[Source]:

Scraping millions of reviews from Amazon.com
The skills the authors demonstrated here can be learned through taking Data Science with Machine Learning bootcamp with NYC Data Science Academy.
Introduction
As part of a web scraping project I wanted to answer the following question: could I use the number of product reviews on Amazon.com as a proxy for product sales? Could I then analyze market share for the companies in a product category?
The project
Scraping Amazon obviously comes with challenges. I had to modify my code several times before I was able to capture all of the reviews (99%+) in a given category. I used the following tools for my project:
- Scrapy: I implemented 2 separate instances of the tool as the base for my scraping program: one instance to retrieve all the products in a category ('Networking & Wireless') or sub-category ('Modems'), and another to retrieve all of the reviews for that list of products.
Note: I could have created 2 spiders within the same Scrapy project, but found it easier to manage the settings and outputs separately. - Redis: I stored intermediate values (product codes, URLs to scrape) in a Redis set key accessible remotely. This allowed me to resume interrupted programs easily without losing cached information. It also allowed me to run concurrent instances all feeding from the same queues.
- Amazon Web Services: I used one AWS RDS server with a PostgreSQL database (free tier) to store the results, and one EC2 server (also free tier) to run my Scrapy remotely. The database had a 'products' table and a 'reviews' table. I used the Amazon Standard Identification Number (ASIN) as the common foreign key.
- Jupyter Notebooks: I analyzed the data in a Jupyter Notebook.
I want to acknowledge Hartley Brody's amazing blog, where I found much inspiration for this project.
My code and notebook are accessible here.

(Element and region data)
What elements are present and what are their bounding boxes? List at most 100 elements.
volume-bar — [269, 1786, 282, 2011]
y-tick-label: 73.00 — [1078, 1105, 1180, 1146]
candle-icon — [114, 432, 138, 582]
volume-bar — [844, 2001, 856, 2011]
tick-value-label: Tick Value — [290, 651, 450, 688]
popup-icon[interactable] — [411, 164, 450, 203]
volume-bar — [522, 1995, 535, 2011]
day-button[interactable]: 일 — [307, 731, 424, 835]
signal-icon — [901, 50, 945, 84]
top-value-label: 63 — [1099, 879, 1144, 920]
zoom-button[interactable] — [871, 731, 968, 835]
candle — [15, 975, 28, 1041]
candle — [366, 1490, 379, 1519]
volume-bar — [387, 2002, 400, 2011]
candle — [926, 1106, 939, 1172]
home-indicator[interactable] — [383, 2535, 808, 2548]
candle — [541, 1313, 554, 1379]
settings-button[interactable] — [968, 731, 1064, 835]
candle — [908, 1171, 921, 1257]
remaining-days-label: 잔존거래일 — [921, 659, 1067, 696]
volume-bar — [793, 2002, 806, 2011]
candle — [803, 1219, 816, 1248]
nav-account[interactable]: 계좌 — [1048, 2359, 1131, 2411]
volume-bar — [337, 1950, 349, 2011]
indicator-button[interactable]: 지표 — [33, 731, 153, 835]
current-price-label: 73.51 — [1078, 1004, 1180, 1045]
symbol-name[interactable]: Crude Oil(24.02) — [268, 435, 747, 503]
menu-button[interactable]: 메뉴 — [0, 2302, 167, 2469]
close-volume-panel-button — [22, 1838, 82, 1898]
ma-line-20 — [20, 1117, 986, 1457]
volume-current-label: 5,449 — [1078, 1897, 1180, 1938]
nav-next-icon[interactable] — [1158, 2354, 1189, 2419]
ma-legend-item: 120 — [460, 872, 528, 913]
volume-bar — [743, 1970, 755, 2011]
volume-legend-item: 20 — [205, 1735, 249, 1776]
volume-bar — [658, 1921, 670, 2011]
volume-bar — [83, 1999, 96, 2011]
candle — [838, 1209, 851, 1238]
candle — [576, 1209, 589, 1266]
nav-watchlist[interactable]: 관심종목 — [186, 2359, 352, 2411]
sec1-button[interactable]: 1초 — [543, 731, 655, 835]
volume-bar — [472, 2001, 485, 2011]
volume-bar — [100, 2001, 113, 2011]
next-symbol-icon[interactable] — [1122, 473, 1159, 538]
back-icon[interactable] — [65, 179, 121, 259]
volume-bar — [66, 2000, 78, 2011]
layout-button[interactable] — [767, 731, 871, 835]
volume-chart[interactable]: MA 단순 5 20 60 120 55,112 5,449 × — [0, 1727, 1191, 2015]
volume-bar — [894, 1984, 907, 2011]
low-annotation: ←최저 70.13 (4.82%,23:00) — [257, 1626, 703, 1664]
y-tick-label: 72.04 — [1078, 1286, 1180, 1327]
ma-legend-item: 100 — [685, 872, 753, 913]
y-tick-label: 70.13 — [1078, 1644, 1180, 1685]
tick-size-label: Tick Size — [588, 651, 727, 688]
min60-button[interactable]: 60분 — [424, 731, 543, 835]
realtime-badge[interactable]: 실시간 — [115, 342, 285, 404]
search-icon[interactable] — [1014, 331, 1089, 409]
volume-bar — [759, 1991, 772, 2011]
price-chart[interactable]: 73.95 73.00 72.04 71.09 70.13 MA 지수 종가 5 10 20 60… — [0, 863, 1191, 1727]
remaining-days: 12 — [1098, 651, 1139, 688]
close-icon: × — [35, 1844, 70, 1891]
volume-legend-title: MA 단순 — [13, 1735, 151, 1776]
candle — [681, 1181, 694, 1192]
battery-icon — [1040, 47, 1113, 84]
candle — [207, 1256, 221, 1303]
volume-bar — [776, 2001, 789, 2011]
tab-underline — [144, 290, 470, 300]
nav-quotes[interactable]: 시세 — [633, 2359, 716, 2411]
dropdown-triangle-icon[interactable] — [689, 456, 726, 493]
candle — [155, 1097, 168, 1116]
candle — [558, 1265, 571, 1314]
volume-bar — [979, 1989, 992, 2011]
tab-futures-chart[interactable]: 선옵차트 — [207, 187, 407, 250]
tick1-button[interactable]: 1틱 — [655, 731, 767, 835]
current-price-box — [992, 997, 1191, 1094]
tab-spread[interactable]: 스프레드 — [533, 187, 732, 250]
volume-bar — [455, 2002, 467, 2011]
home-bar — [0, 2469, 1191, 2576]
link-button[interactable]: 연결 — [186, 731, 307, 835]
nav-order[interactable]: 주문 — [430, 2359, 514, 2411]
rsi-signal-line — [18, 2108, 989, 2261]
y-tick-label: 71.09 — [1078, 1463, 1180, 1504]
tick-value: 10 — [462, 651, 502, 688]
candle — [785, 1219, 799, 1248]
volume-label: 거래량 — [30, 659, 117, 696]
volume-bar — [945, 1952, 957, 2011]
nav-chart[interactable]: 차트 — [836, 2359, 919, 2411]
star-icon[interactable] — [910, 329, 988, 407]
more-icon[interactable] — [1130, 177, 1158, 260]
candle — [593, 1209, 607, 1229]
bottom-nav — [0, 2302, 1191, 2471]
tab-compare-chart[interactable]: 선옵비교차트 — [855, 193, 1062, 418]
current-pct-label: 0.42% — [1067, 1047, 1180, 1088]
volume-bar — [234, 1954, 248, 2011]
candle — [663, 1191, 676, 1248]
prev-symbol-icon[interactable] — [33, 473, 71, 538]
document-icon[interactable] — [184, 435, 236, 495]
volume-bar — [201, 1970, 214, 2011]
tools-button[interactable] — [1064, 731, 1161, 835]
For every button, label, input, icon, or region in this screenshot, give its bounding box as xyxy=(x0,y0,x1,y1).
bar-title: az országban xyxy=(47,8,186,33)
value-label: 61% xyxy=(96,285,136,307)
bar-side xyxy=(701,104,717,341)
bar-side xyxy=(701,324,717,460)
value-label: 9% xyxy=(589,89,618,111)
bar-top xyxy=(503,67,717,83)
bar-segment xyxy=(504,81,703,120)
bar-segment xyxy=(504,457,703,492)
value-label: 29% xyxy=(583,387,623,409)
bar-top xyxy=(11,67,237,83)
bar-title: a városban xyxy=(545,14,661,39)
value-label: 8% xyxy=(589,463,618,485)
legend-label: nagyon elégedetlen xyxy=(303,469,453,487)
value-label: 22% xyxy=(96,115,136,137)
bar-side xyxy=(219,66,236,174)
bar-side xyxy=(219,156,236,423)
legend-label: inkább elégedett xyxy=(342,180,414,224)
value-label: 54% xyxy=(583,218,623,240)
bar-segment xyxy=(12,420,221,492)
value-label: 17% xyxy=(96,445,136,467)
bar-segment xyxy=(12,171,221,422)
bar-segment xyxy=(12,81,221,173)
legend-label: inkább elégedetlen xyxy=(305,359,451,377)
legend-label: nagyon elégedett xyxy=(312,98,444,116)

[Instruction 1]: In the write-up on scraping Amazon reviews, what served as the common foreign key between the 'products' table and the 'reviews' table?
[Instruction 2]: Carry on with the write-up on scraping Amazon reviews, starting after its final sentence.
This data isn't needed.

[Task output 1]: The Amazon Standard Identification Number (ASIN).

[Task output 2]:
Lessons Learned
- Managing Runs
In order to scrape large volumes of data, it is necessary to be able to track your program runs. Of course I could see the logs live (either directly on the console or using tail -f on the log file) but I was also tracking the Redis queues to check on the progress. I wasn't just hoping the program would complete in a reasonable time, I could always estimate the run duration based on the pace and the number of elements left in the queue. Also, I was only launching big runs after extensive testing so as not to waste resources. - Avoiding Detection
Retrieving millions of reviews would quickly get a single IP banned. I rotated IPs rented on sharedproxy.com. This website worked best for me as they don't have bandwidth limits (I spent $27 for 300 IPs for 5 days). I used an existing proxy middleware called scrapy.proxies for the rotation. In hindsight I wish I had implemented it myself, as I ended up spending a relatively large amount of time debugging it. I used a generic header/user agent and generated a new cookie session with each connection, however the real game changer was the next point. - Explicit vs. Recursive
Well into my project, I found myself being banned faster and faster by Amazon. Somehow they were picking up on my crawler clicking 'next' continuously to access all the review pages. So I decided to understand how URLs were constructed and access them directly. I created a queue with the URLs of all the review pages for all of my target products and accessed them in random order. After that, I stopped being detected completely. The additional benefit from this strategy was that I had much faster code with a single loop vs. nested function calls. Finally, as explained above, the queue of URLs could be processed by several instances of the programs in parallel (from the EC2 server or my machine).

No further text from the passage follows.